** Begin INFORMATION GIVEN **

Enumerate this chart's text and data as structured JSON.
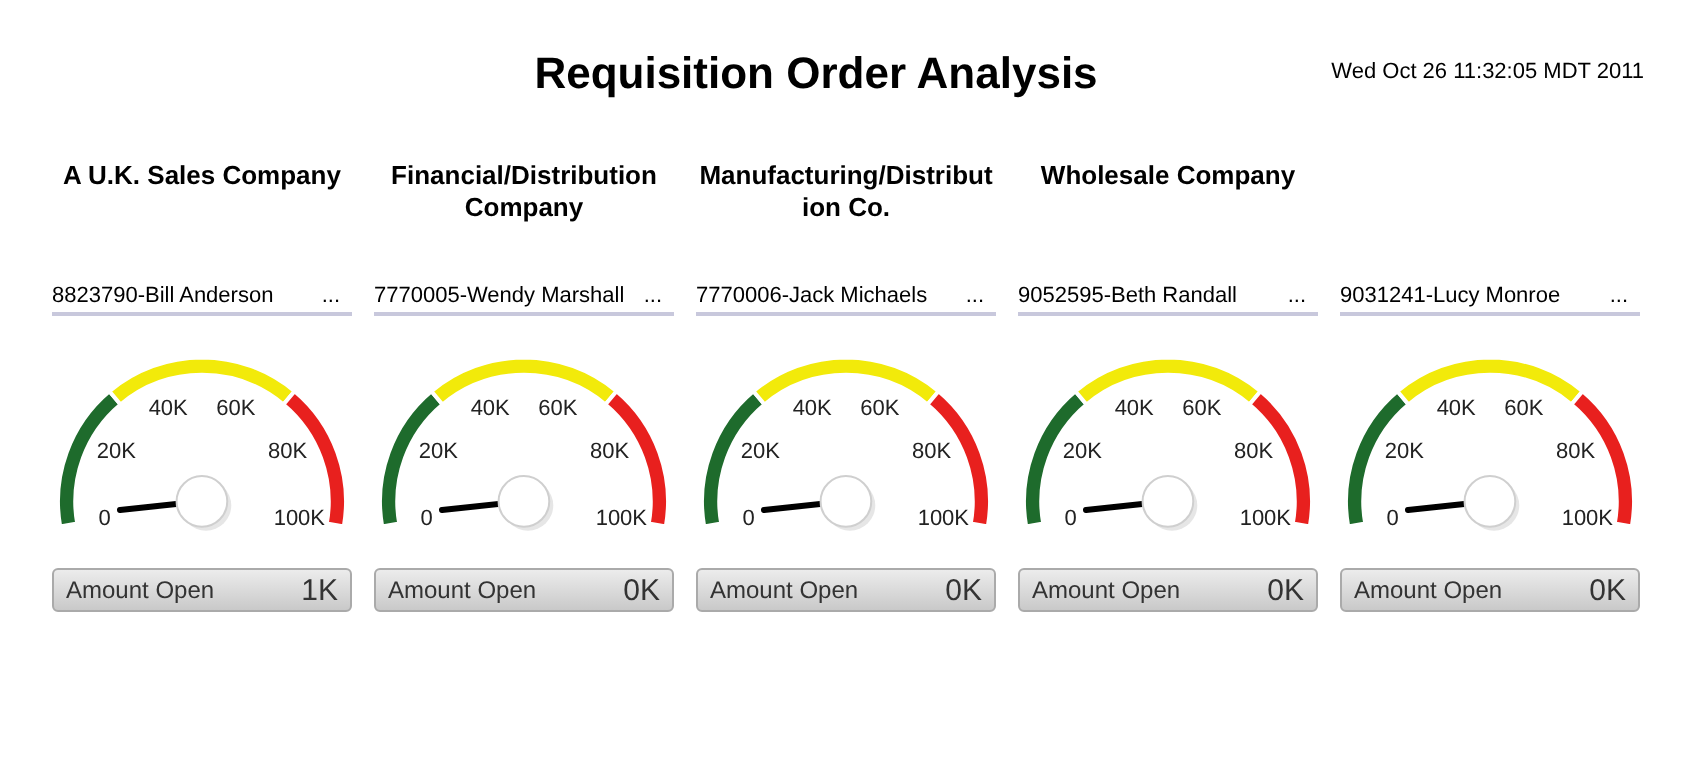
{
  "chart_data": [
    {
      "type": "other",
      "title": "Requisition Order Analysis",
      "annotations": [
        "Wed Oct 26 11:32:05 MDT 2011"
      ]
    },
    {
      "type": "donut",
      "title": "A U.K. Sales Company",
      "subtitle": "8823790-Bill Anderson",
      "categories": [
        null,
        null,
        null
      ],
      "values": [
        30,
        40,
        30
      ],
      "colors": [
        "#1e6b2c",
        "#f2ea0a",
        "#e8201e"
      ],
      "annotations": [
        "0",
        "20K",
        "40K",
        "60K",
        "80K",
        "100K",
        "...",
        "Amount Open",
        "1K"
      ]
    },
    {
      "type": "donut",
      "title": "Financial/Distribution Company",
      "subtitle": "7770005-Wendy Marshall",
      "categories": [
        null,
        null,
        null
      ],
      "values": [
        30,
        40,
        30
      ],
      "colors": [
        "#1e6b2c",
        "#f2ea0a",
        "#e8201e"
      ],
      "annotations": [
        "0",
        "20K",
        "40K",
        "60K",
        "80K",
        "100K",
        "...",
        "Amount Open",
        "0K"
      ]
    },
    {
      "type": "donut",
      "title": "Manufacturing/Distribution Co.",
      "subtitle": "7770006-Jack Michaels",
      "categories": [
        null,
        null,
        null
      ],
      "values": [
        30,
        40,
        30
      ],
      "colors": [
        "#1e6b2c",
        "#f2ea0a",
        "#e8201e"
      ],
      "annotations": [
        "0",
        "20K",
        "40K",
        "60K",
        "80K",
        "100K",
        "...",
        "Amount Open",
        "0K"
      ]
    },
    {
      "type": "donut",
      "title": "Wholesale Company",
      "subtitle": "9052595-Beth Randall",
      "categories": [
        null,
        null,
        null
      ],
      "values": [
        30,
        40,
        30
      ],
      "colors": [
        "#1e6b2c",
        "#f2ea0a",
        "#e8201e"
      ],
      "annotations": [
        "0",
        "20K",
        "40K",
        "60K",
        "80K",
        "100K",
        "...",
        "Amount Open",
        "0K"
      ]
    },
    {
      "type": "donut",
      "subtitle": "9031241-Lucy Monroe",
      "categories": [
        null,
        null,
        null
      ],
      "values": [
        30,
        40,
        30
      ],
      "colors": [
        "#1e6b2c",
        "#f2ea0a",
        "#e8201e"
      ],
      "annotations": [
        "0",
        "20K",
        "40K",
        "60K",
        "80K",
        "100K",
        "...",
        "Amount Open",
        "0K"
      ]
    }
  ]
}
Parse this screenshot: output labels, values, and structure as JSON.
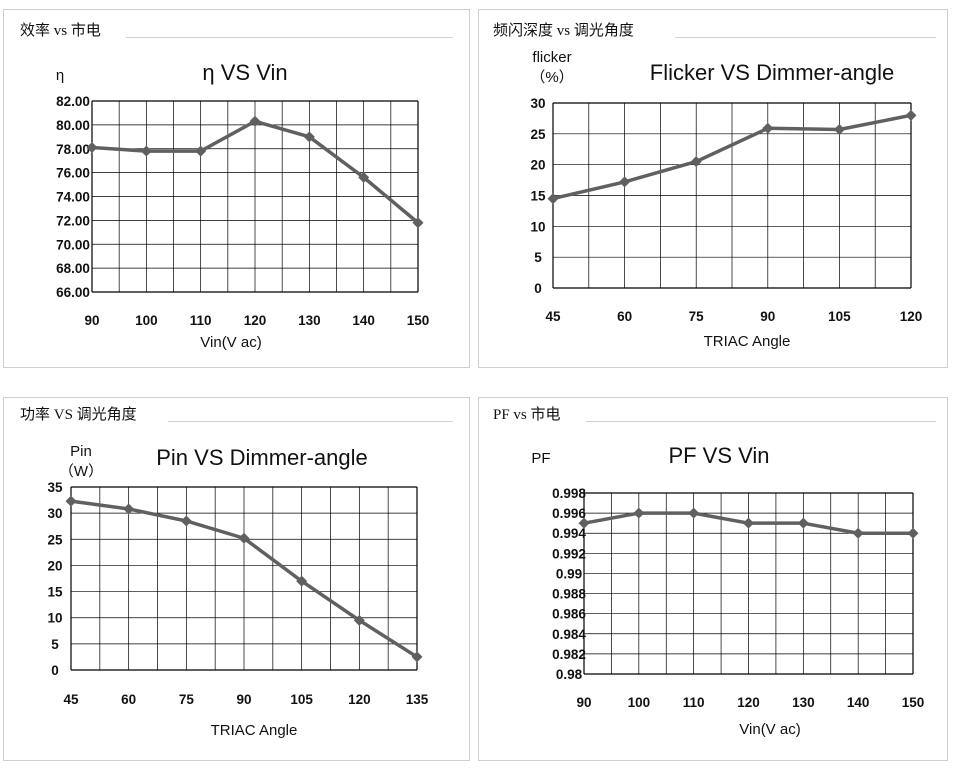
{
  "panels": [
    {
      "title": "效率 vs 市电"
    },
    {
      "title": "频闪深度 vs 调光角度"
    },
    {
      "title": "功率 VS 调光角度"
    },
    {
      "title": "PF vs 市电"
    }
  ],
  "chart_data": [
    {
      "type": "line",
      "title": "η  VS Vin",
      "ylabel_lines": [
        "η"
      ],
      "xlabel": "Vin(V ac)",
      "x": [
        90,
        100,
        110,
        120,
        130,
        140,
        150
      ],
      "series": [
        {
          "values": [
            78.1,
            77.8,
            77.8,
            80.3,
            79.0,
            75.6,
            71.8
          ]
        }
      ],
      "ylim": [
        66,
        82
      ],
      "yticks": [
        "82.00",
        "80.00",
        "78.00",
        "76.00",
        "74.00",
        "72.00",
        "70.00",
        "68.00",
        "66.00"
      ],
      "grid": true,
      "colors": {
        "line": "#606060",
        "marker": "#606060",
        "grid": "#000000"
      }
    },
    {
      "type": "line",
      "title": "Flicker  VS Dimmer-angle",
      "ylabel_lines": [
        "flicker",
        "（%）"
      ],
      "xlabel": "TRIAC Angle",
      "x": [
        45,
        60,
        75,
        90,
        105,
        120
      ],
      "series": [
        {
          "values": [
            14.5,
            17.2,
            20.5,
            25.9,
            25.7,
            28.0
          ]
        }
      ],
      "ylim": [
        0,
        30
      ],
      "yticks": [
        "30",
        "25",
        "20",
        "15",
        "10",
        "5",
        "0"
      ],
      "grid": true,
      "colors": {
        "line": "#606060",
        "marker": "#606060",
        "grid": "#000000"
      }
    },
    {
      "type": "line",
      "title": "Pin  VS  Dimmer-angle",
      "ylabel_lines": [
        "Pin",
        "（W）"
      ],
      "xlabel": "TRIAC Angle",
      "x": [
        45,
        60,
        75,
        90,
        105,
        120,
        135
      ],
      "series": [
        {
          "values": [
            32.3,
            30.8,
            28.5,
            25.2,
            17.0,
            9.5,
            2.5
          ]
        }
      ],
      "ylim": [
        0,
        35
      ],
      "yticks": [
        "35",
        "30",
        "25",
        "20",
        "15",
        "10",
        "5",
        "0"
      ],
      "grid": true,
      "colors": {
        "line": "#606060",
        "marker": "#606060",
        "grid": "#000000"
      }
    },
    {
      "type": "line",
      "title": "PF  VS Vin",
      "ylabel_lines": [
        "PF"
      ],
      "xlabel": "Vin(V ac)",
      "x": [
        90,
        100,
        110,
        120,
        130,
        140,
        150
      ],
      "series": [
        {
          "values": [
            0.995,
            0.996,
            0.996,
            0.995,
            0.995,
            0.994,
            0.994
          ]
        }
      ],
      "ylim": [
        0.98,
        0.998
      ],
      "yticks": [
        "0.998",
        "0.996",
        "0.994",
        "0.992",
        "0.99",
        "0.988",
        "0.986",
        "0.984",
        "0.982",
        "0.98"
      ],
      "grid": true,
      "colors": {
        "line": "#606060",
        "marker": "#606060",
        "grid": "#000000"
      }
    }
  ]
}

** End INFORMATION GIVEN **

**WHAT YOU SHOULD DO**: Restate the whole of the material word for word without the pictures.

**SOLVED PROBLEM**:
Enumerate this chart's text and data as structured JSON.
{
  "chart_data": [
    {
      "type": "other",
      "title": "Requisition Order Analysis",
      "annotations": [
        "Wed Oct 26 11:32:05 MDT 2011"
      ]
    },
    {
      "type": "donut",
      "title": "A U.K. Sales Company",
      "subtitle": "8823790-Bill Anderson",
      "categories": [
        null,
        null,
        null
      ],
      "values": [
        30,
        40,
        30
      ],
      "colors": [
        "#1e6b2c",
        "#f2ea0a",
        "#e8201e"
      ],
      "annotations": [
        "0",
        "20K",
        "40K",
        "60K",
        "80K",
        "100K",
        "...",
        "Amount Open",
        "1K"
      ]
    },
    {
      "type": "donut",
      "title": "Financial/Distribution Company",
      "subtitle": "7770005-Wendy Marshall",
      "categories": [
        null,
        null,
        null
      ],
      "values": [
        30,
        40,
        30
      ],
      "colors": [
        "#1e6b2c",
        "#f2ea0a",
        "#e8201e"
      ],
      "annotations": [
        "0",
        "20K",
        "40K",
        "60K",
        "80K",
        "100K",
        "...",
        "Amount Open",
        "0K"
      ]
    },
    {
      "type": "donut",
      "title": "Manufacturing/Distribution Co.",
      "subtitle": "7770006-Jack Michaels",
      "categories": [
        null,
        null,
        null
      ],
      "values": [
        30,
        40,
        30
      ],
      "colors": [
        "#1e6b2c",
        "#f2ea0a",
        "#e8201e"
      ],
      "annotations": [
        "0",
        "20K",
        "40K",
        "60K",
        "80K",
        "100K",
        "...",
        "Amount Open",
        "0K"
      ]
    },
    {
      "type": "donut",
      "title": "Wholesale Company",
      "subtitle": "9052595-Beth Randall",
      "categories": [
        null,
        null,
        null
      ],
      "values": [
        30,
        40,
        30
      ],
      "colors": [
        "#1e6b2c",
        "#f2ea0a",
        "#e8201e"
      ],
      "annotations": [
        "0",
        "20K",
        "40K",
        "60K",
        "80K",
        "100K",
        "...",
        "Amount Open",
        "0K"
      ]
    },
    {
      "type": "donut",
      "subtitle": "9031241-Lucy Monroe",
      "categories": [
        null,
        null,
        null
      ],
      "values": [
        30,
        40,
        30
      ],
      "colors": [
        "#1e6b2c",
        "#f2ea0a",
        "#e8201e"
      ],
      "annotations": [
        "0",
        "20K",
        "40K",
        "60K",
        "80K",
        "100K",
        "...",
        "Amount Open",
        "0K"
      ]
    }
  ]
}
Parse this screenshot: output labels, values, and structure as JSON.
{
  "panels": [
    {
      "title": "效率 vs 市电"
    },
    {
      "title": "频闪深度 vs 调光角度"
    },
    {
      "title": "功率 VS 调光角度"
    },
    {
      "title": "PF vs 市电"
    }
  ],
  "chart_data": [
    {
      "type": "line",
      "title": "η  VS Vin",
      "ylabel_lines": [
        "η"
      ],
      "xlabel": "Vin(V ac)",
      "x": [
        90,
        100,
        110,
        120,
        130,
        140,
        150
      ],
      "series": [
        {
          "values": [
            78.1,
            77.8,
            77.8,
            80.3,
            79.0,
            75.6,
            71.8
          ]
        }
      ],
      "ylim": [
        66,
        82
      ],
      "yticks": [
        "82.00",
        "80.00",
        "78.00",
        "76.00",
        "74.00",
        "72.00",
        "70.00",
        "68.00",
        "66.00"
      ],
      "grid": true,
      "colors": {
        "line": "#606060",
        "marker": "#606060",
        "grid": "#000000"
      }
    },
    {
      "type": "line",
      "title": "Flicker  VS Dimmer-angle",
      "ylabel_lines": [
        "flicker",
        "（%）"
      ],
      "xlabel": "TRIAC Angle",
      "x": [
        45,
        60,
        75,
        90,
        105,
        120
      ],
      "series": [
        {
          "values": [
            14.5,
            17.2,
            20.5,
            25.9,
            25.7,
            28.0
          ]
        }
      ],
      "ylim": [
        0,
        30
      ],
      "yticks": [
        "30",
        "25",
        "20",
        "15",
        "10",
        "5",
        "0"
      ],
      "grid": true,
      "colors": {
        "line": "#606060",
        "marker": "#606060",
        "grid": "#000000"
      }
    },
    {
      "type": "line",
      "title": "Pin  VS  Dimmer-angle",
      "ylabel_lines": [
        "Pin",
        "（W）"
      ],
      "xlabel": "TRIAC Angle",
      "x": [
        45,
        60,
        75,
        90,
        105,
        120,
        135
      ],
      "series": [
        {
          "values": [
            32.3,
            30.8,
            28.5,
            25.2,
            17.0,
            9.5,
            2.5
          ]
        }
      ],
      "ylim": [
        0,
        35
      ],
      "yticks": [
        "35",
        "30",
        "25",
        "20",
        "15",
        "10",
        "5",
        "0"
      ],
      "grid": true,
      "colors": {
        "line": "#606060",
        "marker": "#606060",
        "grid": "#000000"
      }
    },
    {
      "type": "line",
      "title": "PF  VS Vin",
      "ylabel_lines": [
        "PF"
      ],
      "xlabel": "Vin(V ac)",
      "x": [
        90,
        100,
        110,
        120,
        130,
        140,
        150
      ],
      "series": [
        {
          "values": [
            0.995,
            0.996,
            0.996,
            0.995,
            0.995,
            0.994,
            0.994
          ]
        }
      ],
      "ylim": [
        0.98,
        0.998
      ],
      "yticks": [
        "0.998",
        "0.996",
        "0.994",
        "0.992",
        "0.99",
        "0.988",
        "0.986",
        "0.984",
        "0.982",
        "0.98"
      ],
      "grid": true,
      "colors": {
        "line": "#606060",
        "marker": "#606060",
        "grid": "#000000"
      }
    }
  ]
}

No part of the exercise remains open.